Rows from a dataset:
____________
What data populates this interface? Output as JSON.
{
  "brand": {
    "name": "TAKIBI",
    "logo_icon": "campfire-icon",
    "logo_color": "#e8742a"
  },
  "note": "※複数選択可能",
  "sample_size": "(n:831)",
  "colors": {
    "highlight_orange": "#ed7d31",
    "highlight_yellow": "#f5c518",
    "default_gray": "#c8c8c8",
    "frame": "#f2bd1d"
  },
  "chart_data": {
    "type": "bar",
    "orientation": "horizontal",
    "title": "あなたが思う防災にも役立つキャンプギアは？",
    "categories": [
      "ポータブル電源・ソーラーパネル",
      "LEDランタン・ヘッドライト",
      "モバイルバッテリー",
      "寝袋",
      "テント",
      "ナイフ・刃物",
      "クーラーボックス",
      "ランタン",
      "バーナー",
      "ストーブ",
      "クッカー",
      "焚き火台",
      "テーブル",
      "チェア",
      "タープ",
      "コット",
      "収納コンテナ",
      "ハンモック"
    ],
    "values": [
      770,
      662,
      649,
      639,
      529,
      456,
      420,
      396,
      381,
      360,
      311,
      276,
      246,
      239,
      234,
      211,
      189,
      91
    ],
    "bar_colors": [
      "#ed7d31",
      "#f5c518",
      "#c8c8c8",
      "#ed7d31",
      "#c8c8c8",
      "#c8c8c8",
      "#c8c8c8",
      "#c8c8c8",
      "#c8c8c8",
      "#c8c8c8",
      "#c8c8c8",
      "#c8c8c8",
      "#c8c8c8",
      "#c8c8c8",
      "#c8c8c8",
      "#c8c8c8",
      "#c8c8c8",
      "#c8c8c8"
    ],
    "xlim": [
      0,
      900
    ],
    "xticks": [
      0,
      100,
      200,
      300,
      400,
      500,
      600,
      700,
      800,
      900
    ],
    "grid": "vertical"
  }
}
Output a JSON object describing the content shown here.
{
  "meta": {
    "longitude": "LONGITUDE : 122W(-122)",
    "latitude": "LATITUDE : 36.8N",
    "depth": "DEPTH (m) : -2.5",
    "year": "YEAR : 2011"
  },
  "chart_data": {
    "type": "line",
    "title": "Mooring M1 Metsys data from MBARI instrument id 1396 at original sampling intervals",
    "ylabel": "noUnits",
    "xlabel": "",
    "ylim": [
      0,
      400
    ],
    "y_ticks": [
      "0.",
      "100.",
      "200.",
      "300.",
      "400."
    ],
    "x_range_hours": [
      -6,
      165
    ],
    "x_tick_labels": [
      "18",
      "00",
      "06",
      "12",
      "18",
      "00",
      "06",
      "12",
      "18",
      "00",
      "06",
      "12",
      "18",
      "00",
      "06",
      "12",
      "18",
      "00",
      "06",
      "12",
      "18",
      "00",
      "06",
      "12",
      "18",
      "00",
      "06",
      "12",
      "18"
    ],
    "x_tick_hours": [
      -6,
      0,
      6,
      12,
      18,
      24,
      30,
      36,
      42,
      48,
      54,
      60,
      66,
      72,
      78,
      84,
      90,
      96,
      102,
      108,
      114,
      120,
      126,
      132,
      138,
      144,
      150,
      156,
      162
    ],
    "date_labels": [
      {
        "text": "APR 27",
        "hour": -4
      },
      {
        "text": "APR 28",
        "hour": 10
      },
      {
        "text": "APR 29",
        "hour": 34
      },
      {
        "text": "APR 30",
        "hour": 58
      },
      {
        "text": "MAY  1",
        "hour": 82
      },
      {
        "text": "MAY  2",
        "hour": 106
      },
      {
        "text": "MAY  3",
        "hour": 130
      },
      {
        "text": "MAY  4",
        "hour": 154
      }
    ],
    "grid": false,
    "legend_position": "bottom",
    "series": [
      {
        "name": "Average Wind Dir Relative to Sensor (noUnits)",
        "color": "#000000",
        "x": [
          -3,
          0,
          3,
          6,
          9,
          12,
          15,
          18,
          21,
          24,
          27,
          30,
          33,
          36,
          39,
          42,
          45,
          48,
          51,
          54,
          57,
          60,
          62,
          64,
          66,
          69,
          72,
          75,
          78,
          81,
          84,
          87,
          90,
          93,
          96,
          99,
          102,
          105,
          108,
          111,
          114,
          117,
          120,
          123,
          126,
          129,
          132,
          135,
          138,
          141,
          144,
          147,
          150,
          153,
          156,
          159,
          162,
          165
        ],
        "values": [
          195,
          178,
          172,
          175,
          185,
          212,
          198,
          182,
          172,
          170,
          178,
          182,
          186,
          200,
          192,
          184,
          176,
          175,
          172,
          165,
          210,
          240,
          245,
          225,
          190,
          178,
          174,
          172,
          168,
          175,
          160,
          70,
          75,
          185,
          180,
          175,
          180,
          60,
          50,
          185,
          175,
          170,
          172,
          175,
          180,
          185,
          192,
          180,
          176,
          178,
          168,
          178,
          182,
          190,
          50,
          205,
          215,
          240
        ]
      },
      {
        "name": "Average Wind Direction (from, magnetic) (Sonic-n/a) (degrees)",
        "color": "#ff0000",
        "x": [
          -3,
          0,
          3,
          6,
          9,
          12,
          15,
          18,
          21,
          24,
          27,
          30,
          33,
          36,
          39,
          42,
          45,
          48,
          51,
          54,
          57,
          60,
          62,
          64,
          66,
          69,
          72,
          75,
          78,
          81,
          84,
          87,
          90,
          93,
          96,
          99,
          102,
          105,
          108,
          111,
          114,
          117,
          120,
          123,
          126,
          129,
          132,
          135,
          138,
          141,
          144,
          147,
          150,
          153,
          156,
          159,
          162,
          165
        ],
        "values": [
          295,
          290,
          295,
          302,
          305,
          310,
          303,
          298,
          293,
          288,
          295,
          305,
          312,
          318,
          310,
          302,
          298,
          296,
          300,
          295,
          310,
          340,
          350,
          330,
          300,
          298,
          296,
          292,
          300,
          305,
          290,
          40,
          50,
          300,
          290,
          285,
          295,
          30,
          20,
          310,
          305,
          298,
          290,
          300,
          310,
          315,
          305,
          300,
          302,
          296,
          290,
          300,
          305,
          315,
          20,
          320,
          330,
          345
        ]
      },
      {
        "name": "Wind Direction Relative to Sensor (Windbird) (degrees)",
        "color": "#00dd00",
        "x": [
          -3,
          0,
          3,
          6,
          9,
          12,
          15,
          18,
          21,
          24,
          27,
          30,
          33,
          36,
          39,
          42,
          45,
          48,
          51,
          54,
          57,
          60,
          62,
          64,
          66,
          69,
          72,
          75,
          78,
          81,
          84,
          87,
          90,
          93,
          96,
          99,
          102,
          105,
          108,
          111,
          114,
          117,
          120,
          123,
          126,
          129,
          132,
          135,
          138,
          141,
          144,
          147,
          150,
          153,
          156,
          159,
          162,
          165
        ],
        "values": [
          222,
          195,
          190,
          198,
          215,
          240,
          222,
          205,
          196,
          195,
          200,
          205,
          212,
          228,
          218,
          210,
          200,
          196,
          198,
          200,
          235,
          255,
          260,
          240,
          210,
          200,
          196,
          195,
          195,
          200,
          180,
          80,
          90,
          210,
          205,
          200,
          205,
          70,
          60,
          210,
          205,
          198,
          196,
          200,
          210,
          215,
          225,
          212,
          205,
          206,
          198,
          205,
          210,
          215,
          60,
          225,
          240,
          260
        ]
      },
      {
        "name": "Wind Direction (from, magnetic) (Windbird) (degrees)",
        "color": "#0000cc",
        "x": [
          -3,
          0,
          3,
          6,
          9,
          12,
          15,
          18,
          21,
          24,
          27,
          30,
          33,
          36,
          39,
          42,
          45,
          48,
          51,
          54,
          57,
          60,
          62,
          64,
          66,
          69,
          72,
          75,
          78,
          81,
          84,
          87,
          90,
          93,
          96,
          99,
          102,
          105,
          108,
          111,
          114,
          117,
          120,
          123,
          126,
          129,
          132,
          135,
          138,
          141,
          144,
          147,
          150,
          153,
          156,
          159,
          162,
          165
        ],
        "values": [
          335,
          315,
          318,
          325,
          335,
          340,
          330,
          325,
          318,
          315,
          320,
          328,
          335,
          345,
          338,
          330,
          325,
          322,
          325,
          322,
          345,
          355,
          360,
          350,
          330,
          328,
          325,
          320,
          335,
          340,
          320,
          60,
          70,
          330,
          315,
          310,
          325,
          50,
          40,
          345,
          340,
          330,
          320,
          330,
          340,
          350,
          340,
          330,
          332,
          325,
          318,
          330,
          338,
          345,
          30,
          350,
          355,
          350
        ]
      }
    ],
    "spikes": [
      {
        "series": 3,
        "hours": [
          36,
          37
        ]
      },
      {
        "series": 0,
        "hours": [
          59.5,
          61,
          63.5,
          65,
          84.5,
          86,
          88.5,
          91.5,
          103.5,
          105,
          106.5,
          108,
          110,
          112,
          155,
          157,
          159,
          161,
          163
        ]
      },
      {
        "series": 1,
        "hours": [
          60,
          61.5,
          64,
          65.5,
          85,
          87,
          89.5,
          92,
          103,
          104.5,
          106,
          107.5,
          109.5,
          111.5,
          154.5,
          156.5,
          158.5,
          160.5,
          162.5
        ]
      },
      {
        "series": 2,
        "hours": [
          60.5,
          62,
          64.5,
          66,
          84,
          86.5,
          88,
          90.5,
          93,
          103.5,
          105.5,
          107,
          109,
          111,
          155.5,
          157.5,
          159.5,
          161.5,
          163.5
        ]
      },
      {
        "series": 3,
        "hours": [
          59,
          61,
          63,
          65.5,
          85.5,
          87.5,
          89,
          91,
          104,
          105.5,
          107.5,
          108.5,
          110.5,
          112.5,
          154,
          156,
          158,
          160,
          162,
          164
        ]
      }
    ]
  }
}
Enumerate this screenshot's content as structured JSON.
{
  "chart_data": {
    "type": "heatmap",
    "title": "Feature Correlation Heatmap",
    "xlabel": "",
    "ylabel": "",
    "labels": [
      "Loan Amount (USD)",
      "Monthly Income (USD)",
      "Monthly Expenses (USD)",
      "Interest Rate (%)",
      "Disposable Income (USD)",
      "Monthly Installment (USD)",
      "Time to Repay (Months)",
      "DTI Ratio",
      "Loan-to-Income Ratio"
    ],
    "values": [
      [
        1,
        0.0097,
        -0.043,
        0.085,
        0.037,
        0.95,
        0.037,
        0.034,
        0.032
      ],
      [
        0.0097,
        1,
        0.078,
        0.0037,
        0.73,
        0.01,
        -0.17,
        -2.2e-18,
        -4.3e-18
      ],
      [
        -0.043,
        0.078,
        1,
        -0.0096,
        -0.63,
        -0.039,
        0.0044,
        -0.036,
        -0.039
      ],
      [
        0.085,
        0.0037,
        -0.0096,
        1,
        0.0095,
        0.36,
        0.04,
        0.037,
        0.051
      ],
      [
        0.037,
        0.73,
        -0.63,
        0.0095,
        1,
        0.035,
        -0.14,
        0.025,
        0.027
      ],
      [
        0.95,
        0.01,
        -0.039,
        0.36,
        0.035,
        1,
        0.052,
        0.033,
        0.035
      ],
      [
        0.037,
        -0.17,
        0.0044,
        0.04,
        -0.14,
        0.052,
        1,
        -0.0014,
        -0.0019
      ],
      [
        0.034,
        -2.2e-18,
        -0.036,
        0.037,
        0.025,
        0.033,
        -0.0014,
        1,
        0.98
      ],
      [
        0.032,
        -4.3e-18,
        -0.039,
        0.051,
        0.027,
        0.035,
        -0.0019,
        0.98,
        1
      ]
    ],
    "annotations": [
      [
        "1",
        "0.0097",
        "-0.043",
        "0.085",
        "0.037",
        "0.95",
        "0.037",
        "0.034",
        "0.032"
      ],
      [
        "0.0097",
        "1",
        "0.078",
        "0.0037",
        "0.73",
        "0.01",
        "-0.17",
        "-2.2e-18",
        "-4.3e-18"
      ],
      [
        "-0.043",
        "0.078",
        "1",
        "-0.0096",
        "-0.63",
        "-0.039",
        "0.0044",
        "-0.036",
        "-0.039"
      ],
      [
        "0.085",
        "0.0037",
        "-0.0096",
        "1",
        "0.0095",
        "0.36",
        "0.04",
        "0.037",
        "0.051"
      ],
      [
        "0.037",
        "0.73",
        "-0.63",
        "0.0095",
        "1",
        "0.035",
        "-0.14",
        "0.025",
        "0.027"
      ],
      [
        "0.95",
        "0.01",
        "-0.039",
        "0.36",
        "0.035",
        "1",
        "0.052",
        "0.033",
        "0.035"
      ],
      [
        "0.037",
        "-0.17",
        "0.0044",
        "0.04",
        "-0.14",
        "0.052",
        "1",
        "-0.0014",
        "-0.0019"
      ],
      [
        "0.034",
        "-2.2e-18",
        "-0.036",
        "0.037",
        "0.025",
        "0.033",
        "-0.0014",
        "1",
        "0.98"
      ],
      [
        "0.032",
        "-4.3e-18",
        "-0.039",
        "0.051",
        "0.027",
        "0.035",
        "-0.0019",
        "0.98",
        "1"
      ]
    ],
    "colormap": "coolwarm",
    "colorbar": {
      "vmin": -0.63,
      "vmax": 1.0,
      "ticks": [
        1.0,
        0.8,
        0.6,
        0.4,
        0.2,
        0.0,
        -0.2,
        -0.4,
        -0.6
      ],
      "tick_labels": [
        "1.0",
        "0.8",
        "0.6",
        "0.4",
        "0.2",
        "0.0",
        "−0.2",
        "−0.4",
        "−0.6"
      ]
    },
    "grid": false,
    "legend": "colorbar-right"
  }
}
____________
== Given instruction ==
Filter the entries down to the lines containing "Sensor". Copy each of those lines.

== Exercise result ==
        "name": "Average Wind Dir Relative to Sensor (noUnits)",
        "name": "Wind Direction Relative to Sensor (Windbird) (degrees)",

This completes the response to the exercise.